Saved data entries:
• • • • • • •
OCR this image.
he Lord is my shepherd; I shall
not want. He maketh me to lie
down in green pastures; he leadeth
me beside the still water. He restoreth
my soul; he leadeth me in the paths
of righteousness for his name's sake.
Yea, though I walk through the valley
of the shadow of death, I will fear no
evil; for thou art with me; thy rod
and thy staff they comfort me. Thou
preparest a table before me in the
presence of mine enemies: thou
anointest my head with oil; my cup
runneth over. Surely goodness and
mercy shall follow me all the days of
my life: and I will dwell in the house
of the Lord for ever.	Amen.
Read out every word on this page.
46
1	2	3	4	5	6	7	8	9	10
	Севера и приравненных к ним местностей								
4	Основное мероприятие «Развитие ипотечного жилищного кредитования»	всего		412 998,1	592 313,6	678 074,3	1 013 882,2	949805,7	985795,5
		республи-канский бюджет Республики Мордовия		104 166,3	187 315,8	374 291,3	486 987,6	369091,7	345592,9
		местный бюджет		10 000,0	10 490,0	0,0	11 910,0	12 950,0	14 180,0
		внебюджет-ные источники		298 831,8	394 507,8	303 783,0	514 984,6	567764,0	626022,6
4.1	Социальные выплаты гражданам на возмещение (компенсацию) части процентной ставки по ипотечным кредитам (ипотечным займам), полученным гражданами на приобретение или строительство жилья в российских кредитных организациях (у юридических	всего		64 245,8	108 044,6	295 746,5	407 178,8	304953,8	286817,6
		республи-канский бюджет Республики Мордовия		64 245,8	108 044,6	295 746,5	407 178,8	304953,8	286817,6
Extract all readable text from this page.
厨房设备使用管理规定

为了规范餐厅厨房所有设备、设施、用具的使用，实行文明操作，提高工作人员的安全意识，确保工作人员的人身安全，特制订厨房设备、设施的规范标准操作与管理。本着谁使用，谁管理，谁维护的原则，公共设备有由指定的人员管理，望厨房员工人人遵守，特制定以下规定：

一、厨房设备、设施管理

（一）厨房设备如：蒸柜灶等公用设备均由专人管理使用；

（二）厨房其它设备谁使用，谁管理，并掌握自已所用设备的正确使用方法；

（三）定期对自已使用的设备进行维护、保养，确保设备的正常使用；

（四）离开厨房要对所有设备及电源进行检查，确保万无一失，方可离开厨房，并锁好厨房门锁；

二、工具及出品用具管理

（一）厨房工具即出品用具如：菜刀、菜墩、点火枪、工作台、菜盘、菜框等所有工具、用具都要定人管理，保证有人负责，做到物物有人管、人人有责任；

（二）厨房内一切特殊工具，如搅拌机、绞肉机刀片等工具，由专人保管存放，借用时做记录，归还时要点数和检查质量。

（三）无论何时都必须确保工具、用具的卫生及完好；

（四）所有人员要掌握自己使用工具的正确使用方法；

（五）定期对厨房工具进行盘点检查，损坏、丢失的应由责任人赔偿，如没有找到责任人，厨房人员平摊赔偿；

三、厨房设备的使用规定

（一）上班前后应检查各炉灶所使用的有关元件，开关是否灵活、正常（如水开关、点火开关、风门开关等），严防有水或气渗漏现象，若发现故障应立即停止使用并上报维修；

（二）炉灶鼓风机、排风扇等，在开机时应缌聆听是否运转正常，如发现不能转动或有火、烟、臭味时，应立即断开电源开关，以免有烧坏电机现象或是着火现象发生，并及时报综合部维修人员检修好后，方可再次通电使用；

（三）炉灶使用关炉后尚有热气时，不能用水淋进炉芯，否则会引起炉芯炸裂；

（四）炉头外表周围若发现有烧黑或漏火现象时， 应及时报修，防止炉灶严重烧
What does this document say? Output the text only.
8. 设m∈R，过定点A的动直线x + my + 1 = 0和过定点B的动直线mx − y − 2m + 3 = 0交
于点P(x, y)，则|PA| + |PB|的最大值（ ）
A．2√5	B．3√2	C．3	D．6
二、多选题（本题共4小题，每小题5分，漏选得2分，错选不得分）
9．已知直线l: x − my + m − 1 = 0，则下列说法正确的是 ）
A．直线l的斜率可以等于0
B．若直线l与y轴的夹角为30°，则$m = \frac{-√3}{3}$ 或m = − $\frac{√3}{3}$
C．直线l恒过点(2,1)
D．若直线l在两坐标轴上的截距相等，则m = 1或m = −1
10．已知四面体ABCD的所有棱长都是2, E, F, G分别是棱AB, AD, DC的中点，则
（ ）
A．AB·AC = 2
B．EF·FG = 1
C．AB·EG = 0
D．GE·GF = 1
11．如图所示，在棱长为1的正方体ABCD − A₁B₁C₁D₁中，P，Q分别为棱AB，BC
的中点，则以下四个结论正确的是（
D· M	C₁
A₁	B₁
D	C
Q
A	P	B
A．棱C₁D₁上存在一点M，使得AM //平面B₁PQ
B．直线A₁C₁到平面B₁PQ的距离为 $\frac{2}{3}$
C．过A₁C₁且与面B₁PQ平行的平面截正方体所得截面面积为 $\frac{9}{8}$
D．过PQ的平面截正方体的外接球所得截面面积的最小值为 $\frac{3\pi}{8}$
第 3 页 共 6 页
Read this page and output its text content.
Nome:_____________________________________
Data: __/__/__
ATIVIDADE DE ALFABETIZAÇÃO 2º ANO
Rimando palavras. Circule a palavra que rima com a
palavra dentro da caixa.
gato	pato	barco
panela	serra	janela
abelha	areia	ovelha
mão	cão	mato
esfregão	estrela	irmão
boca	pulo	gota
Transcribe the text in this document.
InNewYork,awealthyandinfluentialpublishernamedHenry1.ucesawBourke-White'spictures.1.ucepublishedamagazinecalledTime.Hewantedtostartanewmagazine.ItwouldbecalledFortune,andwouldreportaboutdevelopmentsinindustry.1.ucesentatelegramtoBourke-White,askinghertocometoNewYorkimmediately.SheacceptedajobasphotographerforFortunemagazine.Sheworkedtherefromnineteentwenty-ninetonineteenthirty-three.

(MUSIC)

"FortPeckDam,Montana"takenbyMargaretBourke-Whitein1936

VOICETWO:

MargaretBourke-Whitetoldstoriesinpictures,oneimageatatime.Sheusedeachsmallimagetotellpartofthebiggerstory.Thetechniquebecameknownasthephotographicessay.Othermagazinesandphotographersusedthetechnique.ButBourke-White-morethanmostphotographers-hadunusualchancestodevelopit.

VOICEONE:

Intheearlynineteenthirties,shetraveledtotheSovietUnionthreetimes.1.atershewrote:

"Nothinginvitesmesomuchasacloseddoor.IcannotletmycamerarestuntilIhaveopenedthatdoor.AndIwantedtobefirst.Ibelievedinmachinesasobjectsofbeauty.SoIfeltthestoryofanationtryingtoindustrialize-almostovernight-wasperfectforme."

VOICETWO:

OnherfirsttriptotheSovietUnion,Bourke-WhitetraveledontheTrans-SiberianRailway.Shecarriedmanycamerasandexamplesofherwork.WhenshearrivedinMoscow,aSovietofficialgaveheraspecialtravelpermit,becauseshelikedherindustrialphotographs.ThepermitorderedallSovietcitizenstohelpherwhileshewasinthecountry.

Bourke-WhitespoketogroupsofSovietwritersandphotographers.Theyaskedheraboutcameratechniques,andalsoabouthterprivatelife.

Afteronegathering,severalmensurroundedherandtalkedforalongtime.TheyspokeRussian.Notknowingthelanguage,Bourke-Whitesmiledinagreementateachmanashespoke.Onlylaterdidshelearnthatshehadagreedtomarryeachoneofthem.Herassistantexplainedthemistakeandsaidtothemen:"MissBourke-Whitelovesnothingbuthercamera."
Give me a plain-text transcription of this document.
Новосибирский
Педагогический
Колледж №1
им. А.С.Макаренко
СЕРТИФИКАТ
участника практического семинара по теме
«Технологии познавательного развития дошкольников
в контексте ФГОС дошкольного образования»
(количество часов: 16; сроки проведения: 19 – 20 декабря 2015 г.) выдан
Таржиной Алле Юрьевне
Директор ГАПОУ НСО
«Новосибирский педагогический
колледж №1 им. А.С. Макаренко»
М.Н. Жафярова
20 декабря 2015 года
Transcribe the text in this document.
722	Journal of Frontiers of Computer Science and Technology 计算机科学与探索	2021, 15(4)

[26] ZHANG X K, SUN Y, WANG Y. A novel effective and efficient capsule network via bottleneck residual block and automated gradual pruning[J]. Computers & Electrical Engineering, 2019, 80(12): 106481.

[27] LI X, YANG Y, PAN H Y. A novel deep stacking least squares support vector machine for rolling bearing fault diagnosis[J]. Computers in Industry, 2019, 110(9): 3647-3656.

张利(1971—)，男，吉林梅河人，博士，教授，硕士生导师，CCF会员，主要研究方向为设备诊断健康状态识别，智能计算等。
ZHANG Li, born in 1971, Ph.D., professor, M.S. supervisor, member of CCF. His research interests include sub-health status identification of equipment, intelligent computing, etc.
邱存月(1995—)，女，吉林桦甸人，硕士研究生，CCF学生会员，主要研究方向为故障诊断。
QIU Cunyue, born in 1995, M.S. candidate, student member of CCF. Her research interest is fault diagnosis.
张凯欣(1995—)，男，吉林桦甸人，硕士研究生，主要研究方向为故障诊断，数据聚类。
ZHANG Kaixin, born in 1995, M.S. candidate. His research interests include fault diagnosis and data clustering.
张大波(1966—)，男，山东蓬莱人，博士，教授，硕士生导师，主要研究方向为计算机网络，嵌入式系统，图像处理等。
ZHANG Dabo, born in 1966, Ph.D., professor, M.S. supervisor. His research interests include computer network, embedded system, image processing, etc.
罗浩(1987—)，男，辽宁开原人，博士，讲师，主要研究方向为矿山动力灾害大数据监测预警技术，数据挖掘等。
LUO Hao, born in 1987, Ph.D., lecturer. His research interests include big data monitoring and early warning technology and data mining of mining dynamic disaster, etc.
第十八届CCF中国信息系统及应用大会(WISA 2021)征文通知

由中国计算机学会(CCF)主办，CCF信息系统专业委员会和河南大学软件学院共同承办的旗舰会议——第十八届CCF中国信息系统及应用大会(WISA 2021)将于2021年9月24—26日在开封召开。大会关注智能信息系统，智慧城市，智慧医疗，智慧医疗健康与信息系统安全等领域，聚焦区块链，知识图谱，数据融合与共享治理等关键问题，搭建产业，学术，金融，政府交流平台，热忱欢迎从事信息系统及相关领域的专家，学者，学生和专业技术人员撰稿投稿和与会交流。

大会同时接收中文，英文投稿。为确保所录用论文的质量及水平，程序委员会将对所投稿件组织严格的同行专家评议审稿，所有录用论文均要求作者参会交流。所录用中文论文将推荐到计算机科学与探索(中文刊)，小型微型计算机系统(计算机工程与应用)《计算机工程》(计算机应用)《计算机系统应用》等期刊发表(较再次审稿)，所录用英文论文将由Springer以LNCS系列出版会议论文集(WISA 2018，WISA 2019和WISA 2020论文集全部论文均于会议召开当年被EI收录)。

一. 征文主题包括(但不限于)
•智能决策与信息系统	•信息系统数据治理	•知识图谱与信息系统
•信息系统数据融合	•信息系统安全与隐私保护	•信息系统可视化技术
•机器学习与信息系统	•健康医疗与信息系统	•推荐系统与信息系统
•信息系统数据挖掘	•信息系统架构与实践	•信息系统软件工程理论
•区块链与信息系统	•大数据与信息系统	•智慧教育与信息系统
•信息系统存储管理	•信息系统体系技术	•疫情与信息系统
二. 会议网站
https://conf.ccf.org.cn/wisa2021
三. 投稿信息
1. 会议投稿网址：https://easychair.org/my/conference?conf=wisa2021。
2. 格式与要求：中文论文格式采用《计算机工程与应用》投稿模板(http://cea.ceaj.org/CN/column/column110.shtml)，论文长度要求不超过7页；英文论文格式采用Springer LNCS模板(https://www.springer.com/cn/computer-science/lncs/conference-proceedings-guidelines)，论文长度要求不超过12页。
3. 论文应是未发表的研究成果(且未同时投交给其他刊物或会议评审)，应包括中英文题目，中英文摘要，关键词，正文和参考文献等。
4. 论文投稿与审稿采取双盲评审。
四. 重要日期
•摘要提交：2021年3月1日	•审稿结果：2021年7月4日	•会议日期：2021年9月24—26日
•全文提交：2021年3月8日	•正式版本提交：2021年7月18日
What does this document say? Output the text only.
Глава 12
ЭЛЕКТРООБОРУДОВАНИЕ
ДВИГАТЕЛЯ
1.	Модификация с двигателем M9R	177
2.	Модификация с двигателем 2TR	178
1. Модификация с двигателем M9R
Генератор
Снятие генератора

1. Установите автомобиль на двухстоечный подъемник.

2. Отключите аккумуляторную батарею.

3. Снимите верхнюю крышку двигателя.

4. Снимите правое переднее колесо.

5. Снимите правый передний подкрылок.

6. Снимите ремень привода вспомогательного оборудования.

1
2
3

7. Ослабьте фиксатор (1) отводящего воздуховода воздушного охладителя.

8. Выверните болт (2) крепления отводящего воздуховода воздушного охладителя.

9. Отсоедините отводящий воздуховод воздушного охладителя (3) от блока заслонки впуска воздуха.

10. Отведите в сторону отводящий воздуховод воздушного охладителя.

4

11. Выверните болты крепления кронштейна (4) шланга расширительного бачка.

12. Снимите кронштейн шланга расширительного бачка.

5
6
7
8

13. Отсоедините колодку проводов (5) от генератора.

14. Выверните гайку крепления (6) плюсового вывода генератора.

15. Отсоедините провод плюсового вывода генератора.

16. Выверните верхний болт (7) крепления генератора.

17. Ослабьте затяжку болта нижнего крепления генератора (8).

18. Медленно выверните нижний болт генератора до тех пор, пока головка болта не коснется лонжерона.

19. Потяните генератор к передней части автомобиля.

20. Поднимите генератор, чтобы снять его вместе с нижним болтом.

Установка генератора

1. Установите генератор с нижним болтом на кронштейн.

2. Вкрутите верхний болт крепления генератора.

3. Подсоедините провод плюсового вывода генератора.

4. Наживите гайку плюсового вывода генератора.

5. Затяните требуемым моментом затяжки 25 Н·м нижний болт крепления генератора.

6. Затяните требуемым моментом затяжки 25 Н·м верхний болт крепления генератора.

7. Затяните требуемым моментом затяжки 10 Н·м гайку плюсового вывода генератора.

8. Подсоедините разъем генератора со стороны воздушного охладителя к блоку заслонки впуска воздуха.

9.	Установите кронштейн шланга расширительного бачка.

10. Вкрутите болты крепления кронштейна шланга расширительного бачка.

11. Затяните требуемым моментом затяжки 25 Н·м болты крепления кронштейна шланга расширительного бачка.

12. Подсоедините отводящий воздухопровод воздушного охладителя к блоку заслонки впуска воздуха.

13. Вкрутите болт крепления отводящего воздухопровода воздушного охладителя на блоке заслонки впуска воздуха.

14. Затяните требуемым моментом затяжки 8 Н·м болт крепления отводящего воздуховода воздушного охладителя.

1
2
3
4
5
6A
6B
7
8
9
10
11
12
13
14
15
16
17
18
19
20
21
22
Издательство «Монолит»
• • • • • • •
Problem to work on: In the records above, how many lines contain the word "Отсоедините"? Give the number alone.

Completed exercise: 3